_Goal_. Pull every line that holds the word "الغربية" from the entries.

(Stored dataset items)
— start —
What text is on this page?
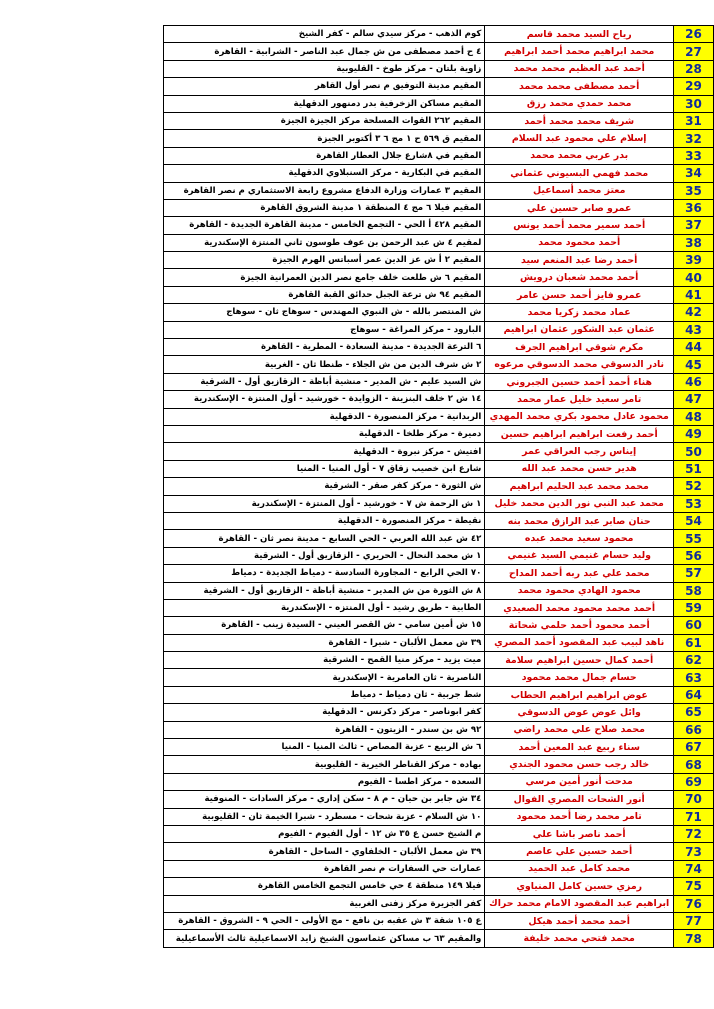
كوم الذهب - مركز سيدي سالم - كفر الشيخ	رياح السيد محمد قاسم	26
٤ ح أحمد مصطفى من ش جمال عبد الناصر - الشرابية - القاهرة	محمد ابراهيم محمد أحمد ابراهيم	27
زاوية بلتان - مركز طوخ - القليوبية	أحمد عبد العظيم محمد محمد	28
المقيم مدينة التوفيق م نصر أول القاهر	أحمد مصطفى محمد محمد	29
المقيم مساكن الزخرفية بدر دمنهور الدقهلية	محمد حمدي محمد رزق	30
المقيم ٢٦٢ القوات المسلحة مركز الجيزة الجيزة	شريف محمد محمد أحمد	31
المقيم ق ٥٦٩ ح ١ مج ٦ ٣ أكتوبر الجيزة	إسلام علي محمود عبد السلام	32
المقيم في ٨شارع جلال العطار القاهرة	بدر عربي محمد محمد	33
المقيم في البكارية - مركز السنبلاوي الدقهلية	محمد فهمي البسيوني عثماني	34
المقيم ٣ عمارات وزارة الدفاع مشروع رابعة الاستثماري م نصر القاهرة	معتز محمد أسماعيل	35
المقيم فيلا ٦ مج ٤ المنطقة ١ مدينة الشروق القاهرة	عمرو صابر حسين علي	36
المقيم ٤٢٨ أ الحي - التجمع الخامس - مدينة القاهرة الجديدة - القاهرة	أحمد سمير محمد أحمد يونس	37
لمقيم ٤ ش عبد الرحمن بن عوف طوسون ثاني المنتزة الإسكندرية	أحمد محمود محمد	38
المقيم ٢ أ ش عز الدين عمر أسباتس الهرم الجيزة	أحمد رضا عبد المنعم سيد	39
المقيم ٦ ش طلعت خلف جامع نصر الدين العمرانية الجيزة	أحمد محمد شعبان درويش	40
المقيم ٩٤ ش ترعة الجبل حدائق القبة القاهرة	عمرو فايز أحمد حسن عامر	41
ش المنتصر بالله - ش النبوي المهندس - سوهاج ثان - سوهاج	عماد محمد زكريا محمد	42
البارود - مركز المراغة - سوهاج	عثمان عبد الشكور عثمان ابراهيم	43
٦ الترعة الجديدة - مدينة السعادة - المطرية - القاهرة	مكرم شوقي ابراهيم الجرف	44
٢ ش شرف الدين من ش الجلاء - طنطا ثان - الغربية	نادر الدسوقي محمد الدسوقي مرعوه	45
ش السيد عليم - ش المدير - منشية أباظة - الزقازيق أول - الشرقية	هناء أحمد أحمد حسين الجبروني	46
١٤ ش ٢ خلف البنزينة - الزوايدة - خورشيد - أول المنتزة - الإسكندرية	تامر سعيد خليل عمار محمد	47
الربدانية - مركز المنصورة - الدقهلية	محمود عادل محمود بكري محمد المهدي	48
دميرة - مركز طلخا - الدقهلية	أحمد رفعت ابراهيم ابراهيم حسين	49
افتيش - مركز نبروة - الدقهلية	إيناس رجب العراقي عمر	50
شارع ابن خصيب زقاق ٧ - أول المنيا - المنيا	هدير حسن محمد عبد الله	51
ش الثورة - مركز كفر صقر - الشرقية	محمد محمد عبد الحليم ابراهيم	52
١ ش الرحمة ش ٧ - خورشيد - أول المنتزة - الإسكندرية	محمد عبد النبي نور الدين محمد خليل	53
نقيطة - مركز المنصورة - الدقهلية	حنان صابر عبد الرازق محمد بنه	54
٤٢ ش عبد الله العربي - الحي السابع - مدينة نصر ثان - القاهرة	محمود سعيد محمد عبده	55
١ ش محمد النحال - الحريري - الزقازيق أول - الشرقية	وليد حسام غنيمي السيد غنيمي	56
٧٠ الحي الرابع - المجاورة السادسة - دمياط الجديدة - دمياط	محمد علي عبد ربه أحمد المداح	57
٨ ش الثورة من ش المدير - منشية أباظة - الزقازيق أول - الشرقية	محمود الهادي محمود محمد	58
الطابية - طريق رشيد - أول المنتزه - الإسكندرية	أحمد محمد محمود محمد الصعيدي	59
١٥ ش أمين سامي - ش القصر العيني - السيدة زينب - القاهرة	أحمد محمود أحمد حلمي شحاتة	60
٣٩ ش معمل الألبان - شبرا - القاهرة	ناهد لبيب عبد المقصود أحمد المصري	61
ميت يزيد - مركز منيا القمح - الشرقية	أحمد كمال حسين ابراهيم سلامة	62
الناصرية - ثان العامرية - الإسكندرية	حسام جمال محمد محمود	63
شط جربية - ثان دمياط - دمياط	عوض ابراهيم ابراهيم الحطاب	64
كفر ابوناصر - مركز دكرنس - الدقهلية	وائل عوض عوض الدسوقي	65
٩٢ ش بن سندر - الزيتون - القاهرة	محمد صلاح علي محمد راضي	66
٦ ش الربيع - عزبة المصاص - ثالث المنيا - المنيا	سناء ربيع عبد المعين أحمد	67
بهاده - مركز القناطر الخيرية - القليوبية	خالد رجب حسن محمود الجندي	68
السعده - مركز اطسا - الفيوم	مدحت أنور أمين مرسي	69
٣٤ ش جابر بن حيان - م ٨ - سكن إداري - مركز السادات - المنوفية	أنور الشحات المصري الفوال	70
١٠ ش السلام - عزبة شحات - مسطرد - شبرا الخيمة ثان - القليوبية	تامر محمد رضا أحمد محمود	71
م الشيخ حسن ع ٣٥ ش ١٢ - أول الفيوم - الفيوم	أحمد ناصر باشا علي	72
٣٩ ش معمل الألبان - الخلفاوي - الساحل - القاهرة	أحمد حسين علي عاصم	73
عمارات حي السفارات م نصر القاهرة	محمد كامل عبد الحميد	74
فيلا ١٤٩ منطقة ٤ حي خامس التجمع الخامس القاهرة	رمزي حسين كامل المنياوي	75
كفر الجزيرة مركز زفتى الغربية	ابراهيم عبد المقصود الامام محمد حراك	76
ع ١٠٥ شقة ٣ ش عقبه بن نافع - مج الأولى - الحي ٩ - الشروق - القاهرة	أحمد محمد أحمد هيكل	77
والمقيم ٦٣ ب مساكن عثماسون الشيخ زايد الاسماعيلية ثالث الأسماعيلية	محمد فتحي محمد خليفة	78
— end —
_Response for this exercise_.
٢ ش شرف الدين من ش الجلاء - طنطا ثان - الغربية	نادر الدسوقي محمد الدسوقي مرعوه	45
كفر الجزيرة مركز زفتى الغربية	ابراهيم عبد المقصود الامام محمد حراك	76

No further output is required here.